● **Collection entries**

begin

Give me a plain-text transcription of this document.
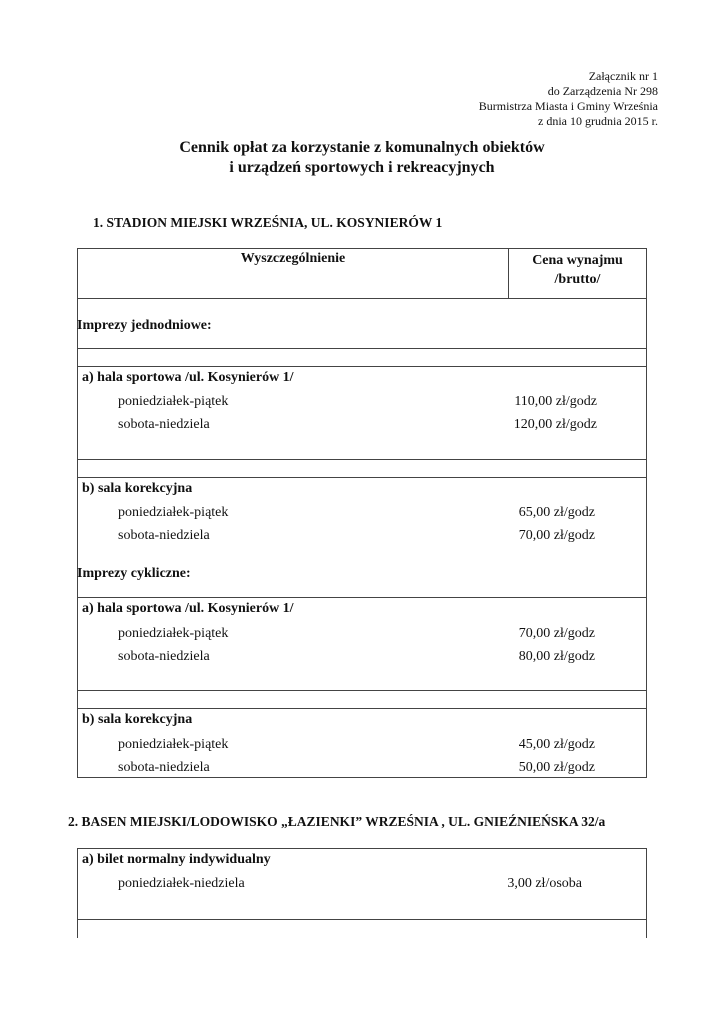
Załącznik nr 1
do Zarządzenia Nr 298
Burmistrza Miasta i Gminy Września
z dnia 10 grudnia 2015 r.
Cennik opłat za korzystanie z komunalnych obiektów
i urządzeń sportowych i rekreacyjnych
1. STADION MIEJSKI WRZEŚNIA, UL. KOSYNIERÓW 1
Wyszczególnienie	Cena wynajmu
/brutto/
Imprezy jednodniowe:
a) hala sportowa /ul. Kosynierów 1/
poniedziałek-piątek	110,00 zł/godz
sobota-niedziela	120,00 zł/godz
b) sala korekcyjna
poniedziałek-piątek	65,00 zł/godz
sobota-niedziela	70,00 zł/godz
Imprezy cykliczne:
a) hala sportowa /ul. Kosynierów 1/
poniedziałek-piątek	70,00 zł/godz
sobota-niedziela	80,00 zł/godz
b) sala korekcyjna
poniedziałek-piątek	45,00 zł/godz
sobota-niedziela	50,00 zł/godz
2. BASEN MIEJSKI/LODOWISKO „ŁAZIENKI” WRZEŚNIA , UL. GNIEŹNIEŃSKA 32/a
a) bilet normalny indywidualny
poniedziałek-niedziela	3,00 zł/osoba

end

● **Stated exercise**
Go through the records line by line and count those containing the string "piątek". Give only the total.

● **The reply**
4